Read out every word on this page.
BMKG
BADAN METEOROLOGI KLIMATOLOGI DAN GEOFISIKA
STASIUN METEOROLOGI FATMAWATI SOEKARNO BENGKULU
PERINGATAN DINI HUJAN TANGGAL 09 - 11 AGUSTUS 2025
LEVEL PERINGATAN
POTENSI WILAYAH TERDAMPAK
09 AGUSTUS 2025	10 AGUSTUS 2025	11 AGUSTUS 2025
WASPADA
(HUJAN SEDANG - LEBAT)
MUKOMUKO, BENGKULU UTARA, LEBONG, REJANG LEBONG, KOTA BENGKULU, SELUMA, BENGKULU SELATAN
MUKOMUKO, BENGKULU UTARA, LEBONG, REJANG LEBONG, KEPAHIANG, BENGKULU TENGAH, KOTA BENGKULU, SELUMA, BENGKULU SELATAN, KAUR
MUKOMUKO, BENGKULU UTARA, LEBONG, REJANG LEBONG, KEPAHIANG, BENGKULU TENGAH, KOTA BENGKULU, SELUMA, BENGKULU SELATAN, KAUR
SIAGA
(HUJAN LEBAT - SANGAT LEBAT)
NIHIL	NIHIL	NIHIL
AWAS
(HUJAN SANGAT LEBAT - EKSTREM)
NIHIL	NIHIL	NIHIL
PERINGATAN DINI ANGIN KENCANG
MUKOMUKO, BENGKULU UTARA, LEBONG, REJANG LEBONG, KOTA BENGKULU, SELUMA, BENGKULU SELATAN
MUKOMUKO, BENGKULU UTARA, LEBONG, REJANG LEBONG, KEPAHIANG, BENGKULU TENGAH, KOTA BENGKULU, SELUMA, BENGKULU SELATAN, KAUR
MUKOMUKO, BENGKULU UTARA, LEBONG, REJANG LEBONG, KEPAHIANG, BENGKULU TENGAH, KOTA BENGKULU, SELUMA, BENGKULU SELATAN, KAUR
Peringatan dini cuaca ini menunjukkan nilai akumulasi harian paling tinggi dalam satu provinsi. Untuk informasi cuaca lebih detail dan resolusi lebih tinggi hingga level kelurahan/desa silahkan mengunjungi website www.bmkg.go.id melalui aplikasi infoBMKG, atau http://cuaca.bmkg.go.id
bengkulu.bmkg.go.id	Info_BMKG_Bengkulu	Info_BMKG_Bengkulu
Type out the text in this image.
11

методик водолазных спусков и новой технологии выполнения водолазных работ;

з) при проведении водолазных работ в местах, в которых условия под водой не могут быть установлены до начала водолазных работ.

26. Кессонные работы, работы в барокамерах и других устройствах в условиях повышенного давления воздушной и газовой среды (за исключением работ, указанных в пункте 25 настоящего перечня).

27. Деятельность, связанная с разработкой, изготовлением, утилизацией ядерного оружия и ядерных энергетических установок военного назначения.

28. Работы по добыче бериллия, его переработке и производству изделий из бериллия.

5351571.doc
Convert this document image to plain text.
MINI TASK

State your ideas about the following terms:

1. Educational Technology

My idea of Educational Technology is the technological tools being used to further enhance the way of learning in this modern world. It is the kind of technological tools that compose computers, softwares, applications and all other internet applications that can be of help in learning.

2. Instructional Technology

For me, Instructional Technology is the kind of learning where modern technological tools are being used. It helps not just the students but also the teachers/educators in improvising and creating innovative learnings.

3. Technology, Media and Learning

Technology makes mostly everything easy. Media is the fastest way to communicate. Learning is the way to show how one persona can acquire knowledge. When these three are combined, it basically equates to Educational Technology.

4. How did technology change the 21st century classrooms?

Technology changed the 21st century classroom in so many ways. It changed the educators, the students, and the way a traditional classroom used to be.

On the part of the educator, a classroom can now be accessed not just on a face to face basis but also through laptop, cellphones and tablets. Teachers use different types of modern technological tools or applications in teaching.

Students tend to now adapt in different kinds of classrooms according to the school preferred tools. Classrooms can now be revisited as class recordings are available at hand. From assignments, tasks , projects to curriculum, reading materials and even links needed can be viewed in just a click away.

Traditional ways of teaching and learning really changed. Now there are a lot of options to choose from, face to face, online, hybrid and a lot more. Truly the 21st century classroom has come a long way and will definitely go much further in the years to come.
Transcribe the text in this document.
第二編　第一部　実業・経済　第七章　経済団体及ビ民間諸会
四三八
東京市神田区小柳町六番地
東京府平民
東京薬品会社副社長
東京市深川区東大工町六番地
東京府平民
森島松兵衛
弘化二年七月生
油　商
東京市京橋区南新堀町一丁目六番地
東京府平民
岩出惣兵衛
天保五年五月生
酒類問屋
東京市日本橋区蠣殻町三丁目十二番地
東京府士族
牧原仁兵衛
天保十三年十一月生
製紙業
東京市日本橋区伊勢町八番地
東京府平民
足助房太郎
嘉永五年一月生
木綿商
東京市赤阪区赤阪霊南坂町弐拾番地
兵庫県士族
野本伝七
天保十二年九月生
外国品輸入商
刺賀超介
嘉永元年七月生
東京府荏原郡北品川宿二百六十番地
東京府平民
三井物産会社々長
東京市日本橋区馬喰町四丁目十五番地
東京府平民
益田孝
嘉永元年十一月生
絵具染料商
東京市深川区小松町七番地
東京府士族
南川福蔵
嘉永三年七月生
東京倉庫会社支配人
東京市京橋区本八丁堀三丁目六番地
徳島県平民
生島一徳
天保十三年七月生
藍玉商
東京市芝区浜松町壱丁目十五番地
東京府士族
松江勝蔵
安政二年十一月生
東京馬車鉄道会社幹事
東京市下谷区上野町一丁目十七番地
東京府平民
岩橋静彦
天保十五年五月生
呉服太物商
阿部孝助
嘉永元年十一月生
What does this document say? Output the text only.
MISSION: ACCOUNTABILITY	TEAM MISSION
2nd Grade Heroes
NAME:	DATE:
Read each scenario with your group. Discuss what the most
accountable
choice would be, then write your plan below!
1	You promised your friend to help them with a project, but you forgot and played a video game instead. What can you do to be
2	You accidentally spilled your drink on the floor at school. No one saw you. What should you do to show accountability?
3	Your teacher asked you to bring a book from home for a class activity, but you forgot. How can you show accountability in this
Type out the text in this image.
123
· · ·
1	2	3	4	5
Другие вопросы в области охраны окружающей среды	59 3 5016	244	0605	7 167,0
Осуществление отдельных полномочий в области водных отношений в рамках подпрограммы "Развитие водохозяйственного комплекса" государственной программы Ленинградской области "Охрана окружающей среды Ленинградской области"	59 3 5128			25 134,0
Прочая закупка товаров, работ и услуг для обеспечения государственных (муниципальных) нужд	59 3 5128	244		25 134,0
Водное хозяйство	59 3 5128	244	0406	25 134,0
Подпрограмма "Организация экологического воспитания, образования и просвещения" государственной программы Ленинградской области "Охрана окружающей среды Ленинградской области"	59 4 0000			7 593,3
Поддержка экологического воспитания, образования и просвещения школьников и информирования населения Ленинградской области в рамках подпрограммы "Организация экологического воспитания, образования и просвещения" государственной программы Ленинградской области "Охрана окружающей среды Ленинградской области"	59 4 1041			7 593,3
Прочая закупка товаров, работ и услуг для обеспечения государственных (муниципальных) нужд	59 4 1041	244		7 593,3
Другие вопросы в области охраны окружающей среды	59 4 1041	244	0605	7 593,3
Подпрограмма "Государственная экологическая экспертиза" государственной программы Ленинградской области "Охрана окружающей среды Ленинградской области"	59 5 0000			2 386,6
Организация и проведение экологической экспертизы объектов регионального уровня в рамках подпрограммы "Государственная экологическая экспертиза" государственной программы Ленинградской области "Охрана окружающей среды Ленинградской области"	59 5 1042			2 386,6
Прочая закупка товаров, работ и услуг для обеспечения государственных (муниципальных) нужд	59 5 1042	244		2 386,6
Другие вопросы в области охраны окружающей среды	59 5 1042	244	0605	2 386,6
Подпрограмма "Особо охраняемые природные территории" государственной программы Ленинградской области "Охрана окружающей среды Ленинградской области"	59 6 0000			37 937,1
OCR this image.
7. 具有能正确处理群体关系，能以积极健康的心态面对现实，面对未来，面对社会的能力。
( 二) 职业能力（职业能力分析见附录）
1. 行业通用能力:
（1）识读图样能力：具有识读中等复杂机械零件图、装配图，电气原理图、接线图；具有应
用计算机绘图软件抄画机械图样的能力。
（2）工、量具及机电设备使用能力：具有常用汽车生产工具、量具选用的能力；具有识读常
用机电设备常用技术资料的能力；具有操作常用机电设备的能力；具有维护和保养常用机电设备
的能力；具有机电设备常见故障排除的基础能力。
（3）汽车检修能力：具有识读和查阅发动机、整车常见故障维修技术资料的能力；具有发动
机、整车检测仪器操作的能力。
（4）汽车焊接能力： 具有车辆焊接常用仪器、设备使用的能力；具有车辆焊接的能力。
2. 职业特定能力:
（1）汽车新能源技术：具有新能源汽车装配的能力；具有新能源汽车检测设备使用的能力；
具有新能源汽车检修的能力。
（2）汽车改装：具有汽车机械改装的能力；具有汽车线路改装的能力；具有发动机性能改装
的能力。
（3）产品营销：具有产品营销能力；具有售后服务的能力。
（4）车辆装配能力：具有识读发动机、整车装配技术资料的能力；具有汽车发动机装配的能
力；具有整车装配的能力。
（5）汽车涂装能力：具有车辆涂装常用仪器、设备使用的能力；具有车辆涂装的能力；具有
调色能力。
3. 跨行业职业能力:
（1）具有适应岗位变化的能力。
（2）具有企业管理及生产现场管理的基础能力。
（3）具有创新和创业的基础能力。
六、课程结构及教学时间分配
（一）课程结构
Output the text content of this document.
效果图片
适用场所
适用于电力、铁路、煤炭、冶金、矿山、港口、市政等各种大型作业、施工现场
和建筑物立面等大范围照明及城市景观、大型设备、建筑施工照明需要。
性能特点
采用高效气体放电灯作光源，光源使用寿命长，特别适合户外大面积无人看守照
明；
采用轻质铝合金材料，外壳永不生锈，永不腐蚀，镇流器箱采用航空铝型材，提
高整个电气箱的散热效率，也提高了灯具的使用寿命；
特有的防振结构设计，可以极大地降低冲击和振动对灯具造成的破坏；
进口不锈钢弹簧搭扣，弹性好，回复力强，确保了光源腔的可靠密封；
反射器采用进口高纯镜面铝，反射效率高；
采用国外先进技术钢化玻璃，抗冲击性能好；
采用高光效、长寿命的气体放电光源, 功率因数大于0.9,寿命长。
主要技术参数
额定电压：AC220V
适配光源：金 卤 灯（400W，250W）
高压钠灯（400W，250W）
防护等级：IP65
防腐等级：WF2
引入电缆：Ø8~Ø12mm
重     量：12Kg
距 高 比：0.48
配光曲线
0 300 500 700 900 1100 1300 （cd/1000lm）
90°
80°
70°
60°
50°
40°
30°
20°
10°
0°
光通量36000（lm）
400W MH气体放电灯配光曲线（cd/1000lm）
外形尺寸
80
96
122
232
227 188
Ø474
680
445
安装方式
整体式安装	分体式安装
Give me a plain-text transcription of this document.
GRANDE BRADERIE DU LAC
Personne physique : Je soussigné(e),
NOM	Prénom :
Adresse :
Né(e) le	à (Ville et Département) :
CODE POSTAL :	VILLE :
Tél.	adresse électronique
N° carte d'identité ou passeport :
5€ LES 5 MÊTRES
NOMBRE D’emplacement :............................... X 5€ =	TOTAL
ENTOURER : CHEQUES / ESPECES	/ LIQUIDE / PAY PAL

■ What you need to do ■
Pull out every line containing "plain".

■ Complete output ■
Convert this document image to plain text.
Give me a plain-text transcription of this document.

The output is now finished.